━━━━━ Exercise materials ━━━━━
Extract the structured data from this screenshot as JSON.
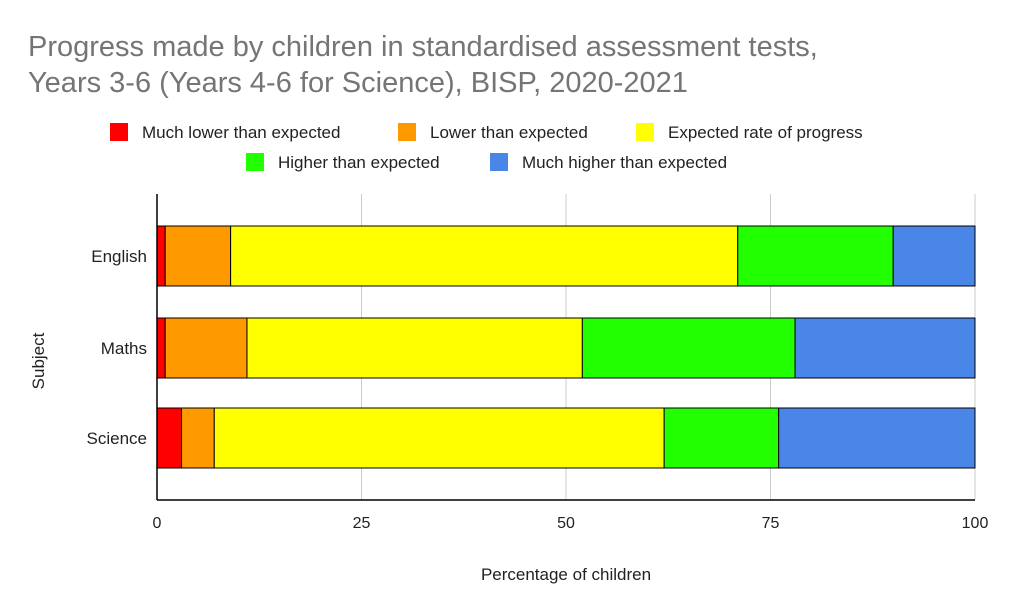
{
  "chart_data": {
    "type": "bar",
    "orientation": "horizontal",
    "stacked": true,
    "title": "Progress made by children in standardised assessment tests, Years 3-6 (Years 4-6 for Science), BISP, 2020-2021",
    "title_lines": [
      "Progress made by children in standardised assessment tests,",
      "Years 3-6 (Years 4-6 for Science), BISP, 2020-2021"
    ],
    "xlabel": "Percentage of children",
    "ylabel": "Subject",
    "xlim": [
      0,
      100
    ],
    "x_ticks": [
      "0",
      "25",
      "50",
      "75",
      "100"
    ],
    "categories": [
      "English",
      "Maths",
      "Science"
    ],
    "legend_position": "top",
    "grid": "vertical",
    "series": [
      {
        "name": "Much lower than expected",
        "color": "#ff0000",
        "values": [
          1,
          1,
          3
        ]
      },
      {
        "name": "Lower than expected",
        "color": "#ff9900",
        "values": [
          8,
          10,
          4
        ]
      },
      {
        "name": "Expected rate of progress",
        "color": "#ffff00",
        "values": [
          62,
          41,
          55
        ]
      },
      {
        "name": "Higher than expected",
        "color": "#22ff00",
        "values": [
          19,
          26,
          14
        ]
      },
      {
        "name": "Much higher than expected",
        "color": "#4a86e8",
        "values": [
          10,
          22,
          24
        ]
      }
    ]
  }
}
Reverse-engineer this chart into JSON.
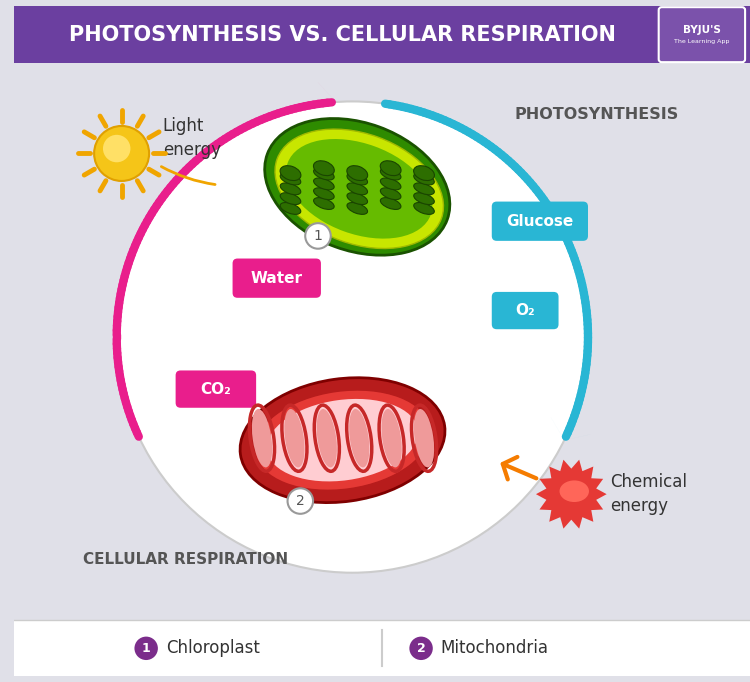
━━━━━
### Your instructions
Review the material and copy each line in which the word "tests" appears.

### Response to this exercise
    "title": "Progress made by children in standardised assessment tests, Years 3-6 (Years 4-6 for Science), BISP, 2020-2021",
      "Progress made by children in standardised assessment tests,",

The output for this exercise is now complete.